» **Task instructions**
Repeat each line of the material exactly.

== Stored rows

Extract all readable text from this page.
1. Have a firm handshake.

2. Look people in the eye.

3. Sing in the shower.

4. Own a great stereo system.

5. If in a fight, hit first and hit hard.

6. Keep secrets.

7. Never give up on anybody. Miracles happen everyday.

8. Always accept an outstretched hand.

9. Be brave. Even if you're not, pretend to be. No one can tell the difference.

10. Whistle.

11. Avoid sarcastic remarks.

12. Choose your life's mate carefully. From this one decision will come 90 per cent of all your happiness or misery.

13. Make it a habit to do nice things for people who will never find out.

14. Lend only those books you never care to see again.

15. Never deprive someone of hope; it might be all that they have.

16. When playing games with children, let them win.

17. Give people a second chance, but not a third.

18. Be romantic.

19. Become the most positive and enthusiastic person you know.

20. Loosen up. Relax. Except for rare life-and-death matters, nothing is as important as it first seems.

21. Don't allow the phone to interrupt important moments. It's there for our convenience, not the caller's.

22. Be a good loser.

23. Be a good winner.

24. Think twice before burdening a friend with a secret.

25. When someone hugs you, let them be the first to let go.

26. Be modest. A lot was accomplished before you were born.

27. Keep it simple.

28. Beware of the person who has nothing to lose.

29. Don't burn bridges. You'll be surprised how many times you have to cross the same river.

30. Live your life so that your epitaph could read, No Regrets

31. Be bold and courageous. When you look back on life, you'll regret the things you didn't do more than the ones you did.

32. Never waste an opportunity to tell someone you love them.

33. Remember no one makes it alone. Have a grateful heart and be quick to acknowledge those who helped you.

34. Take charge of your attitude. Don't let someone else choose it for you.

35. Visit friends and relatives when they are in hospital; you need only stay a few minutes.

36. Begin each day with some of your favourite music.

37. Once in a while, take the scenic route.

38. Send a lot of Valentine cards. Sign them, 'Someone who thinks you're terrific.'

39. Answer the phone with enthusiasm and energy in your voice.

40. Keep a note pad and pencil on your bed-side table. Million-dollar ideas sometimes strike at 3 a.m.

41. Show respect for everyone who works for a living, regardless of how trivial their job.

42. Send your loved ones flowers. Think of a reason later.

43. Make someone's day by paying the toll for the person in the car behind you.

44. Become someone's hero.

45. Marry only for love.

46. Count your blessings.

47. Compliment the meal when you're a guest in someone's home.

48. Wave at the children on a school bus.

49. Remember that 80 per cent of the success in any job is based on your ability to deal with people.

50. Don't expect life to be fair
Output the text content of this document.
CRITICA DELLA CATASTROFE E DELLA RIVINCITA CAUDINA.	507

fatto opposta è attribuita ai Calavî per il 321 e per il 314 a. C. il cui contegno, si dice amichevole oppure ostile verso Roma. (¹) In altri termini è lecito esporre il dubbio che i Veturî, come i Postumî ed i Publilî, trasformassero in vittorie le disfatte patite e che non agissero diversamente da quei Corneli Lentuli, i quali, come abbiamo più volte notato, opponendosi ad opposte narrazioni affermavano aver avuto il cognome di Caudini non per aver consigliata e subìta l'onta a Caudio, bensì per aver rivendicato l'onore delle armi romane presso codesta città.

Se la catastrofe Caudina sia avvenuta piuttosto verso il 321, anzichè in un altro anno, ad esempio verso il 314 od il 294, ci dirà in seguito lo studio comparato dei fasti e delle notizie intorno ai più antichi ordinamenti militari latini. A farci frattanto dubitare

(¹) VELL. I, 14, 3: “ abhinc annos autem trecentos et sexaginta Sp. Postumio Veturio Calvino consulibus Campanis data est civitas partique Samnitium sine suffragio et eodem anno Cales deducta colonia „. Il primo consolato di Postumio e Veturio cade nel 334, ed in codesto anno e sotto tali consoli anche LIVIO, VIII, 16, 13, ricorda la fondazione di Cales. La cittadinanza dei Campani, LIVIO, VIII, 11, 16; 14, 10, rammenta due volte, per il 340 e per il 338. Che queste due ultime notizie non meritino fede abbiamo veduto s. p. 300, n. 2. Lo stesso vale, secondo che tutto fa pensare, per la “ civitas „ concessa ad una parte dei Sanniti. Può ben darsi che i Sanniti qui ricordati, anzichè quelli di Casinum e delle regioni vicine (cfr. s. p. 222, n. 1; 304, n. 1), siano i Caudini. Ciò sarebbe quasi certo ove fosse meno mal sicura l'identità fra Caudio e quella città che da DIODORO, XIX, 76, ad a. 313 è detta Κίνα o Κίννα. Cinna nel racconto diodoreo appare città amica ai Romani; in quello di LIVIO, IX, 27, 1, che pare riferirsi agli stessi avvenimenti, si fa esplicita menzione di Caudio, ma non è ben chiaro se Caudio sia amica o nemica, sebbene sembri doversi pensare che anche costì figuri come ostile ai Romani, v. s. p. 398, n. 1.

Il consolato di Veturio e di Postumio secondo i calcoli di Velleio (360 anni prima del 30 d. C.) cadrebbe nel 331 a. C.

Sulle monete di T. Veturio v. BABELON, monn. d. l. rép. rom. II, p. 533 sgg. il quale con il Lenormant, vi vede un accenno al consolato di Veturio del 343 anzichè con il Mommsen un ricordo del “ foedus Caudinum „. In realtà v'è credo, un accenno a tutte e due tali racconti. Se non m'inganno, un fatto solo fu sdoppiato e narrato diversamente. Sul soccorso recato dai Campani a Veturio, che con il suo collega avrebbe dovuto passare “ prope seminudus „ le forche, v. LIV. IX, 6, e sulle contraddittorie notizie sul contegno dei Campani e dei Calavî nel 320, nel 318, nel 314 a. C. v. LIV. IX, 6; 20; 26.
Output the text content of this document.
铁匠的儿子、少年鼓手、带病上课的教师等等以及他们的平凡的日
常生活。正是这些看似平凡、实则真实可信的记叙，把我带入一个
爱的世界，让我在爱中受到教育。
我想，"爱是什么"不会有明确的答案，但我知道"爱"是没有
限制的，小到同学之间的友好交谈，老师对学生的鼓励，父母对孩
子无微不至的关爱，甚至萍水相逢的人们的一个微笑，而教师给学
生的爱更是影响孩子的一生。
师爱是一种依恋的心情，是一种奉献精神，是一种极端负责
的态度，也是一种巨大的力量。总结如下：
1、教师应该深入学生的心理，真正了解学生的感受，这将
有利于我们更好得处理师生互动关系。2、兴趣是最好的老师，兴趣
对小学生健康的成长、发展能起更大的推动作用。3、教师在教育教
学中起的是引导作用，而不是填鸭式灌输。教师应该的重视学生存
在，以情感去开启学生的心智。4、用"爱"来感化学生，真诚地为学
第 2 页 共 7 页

====

» **Expected output**
Extract all readable text from this page.
1. Have a firm handshake.

2. Look people in the eye.

3. Sing in the shower.

4. Own a great stereo system.

5. If in a fight, hit first and hit hard.

6. Keep secrets.

7. Never give up on anybody. Miracles happen everyday.

8. Always accept an outstretched hand.

9. Be brave. Even if you're not, pretend to be. No one can tell the difference.

10. Whistle.

11. Avoid sarcastic remarks.

12. Choose your life's mate carefully. From this one decision will come 90 per cent of all your happiness or misery.

13. Make it a habit to do nice things for people who will never find out.

14. Lend only those books you never care to see again.

15. Never deprive someone of hope; it might be all that they have.

16. When playing games with children, let them win.

17. Give people a second chance, but not a third.

18. Be romantic.

19. Become the most positive and enthusiastic person you know.

20. Loosen up. Relax. Except for rare life-and-death matters, nothing is as important as it first seems.

21. Don't allow the phone to interrupt important moments. It's there for our convenience, not the caller's.

22. Be a good loser.

23. Be a good winner.

24. Think twice before burdening a friend with a secret.

25. When someone hugs you, let them be the first to let go.

26. Be modest. A lot was accomplished before you were born.

27. Keep it simple.

28. Beware of the person who has nothing to lose.

29. Don't burn bridges. You'll be surprised how many times you have to cross the same river.

30. Live your life so that your epitaph could read, No Regrets

31. Be bold and courageous. When you look back on life, you'll regret the things you didn't do more than the ones you did.

32. Never waste an opportunity to tell someone you love them.

33. Remember no one makes it alone. Have a grateful heart and be quick to acknowledge those who helped you.

34. Take charge of your attitude. Don't let someone else choose it for you.

35. Visit friends and relatives when they are in hospital; you need only stay a few minutes.

36. Begin each day with some of your favourite music.

37. Once in a while, take the scenic route.

38. Send a lot of Valentine cards. Sign them, 'Someone who thinks you're terrific.'

39. Answer the phone with enthusiasm and energy in your voice.

40. Keep a note pad and pencil on your bed-side table. Million-dollar ideas sometimes strike at 3 a.m.

41. Show respect for everyone who works for a living, regardless of how trivial their job.

42. Send your loved ones flowers. Think of a reason later.

43. Make someone's day by paying the toll for the person in the car behind you.

44. Become someone's hero.

45. Marry only for love.

46. Count your blessings.

47. Compliment the meal when you're a guest in someone's home.

48. Wave at the children on a school bus.

49. Remember that 80 per cent of the success in any job is based on your ability to deal with people.

50. Don't expect life to be fair
Output the text content of this document.
CRITICA DELLA CATASTROFE E DELLA RIVINCITA CAUDINA.	507

fatto opposta è attribuita ai Calavî per il 321 e per il 314 a. C. il cui contegno, si dice amichevole oppure ostile verso Roma. (¹) In altri termini è lecito esporre il dubbio che i Veturî, come i Postumî ed i Publilî, trasformassero in vittorie le disfatte patite e che non agissero diversamente da quei Corneli Lentuli, i quali, come abbiamo più volte notato, opponendosi ad opposte narrazioni affermavano aver avuto il cognome di Caudini non per aver consigliata e subìta l'onta a Caudio, bensì per aver rivendicato l'onore delle armi romane presso codesta città.

Se la catastrofe Caudina sia avvenuta piuttosto verso il 321, anzichè in un altro anno, ad esempio verso il 314 od il 294, ci dirà in seguito lo studio comparato dei fasti e delle notizie intorno ai più antichi ordinamenti militari latini. A farci frattanto dubitare

(¹) VELL. I, 14, 3: “ abhinc annos autem trecentos et sexaginta Sp. Postumio Veturio Calvino consulibus Campanis data est civitas partique Samnitium sine suffragio et eodem anno Cales deducta colonia „. Il primo consolato di Postumio e Veturio cade nel 334, ed in codesto anno e sotto tali consoli anche LIVIO, VIII, 16, 13, ricorda la fondazione di Cales. La cittadinanza dei Campani, LIVIO, VIII, 11, 16; 14, 10, rammenta due volte, per il 340 e per il 338. Che queste due ultime notizie non meritino fede abbiamo veduto s. p. 300, n. 2. Lo stesso vale, secondo che tutto fa pensare, per la “ civitas „ concessa ad una parte dei Sanniti. Può ben darsi che i Sanniti qui ricordati, anzichè quelli di Casinum e delle regioni vicine (cfr. s. p. 222, n. 1; 304, n. 1), siano i Caudini. Ciò sarebbe quasi certo ove fosse meno mal sicura l'identità fra Caudio e quella città che da DIODORO, XIX, 76, ad a. 313 è detta Κίνα o Κίννα. Cinna nel racconto diodoreo appare città amica ai Romani; in quello di LIVIO, IX, 27, 1, che pare riferirsi agli stessi avvenimenti, si fa esplicita menzione di Caudio, ma non è ben chiaro se Caudio sia amica o nemica, sebbene sembri doversi pensare che anche costì figuri come ostile ai Romani, v. s. p. 398, n. 1.

Il consolato di Veturio e di Postumio secondo i calcoli di Velleio (360 anni prima del 30 d. C.) cadrebbe nel 331 a. C.

Sulle monete di T. Veturio v. BABELON, monn. d. l. rép. rom. II, p. 533 sgg. il quale con il Lenormant, vi vede un accenno al consolato di Veturio del 343 anzichè con il Mommsen un ricordo del “ foedus Caudinum „. In realtà v'è credo, un accenno a tutte e due tali racconti. Se non m'inganno, un fatto solo fu sdoppiato e narrato diversamente. Sul soccorso recato dai Campani a Veturio, che con il suo collega avrebbe dovuto passare “ prope seminudus „ le forche, v. LIV. IX, 6, e sulle contraddittorie notizie sul contegno dei Campani e dei Calavî nel 320, nel 318, nel 314 a. C. v. LIV. IX, 6; 20; 26.
Output the text content of this document.
铁匠的儿子、少年鼓手、带病上课的教师等等以及他们的平凡的日
常生活。正是这些看似平凡、实则真实可信的记叙，把我带入一个
爱的世界，让我在爱中受到教育。
我想，"爱是什么"不会有明确的答案，但我知道"爱"是没有
限制的，小到同学之间的友好交谈，老师对学生的鼓励，父母对孩
子无微不至的关爱，甚至萍水相逢的人们的一个微笑，而教师给学
生的爱更是影响孩子的一生。
师爱是一种依恋的心情，是一种奉献精神，是一种极端负责
的态度，也是一种巨大的力量。总结如下：
1、教师应该深入学生的心理，真正了解学生的感受，这将
有利于我们更好得处理师生互动关系。2、兴趣是最好的老师，兴趣
对小学生健康的成长、发展能起更大的推动作用。3、教师在教育教
学中起的是引导作用，而不是填鸭式灌输。教师应该的重视学生存
在，以情感去开启学生的心智。4、用"爱"来感化学生，真诚地为学
第 2 页 共 7 页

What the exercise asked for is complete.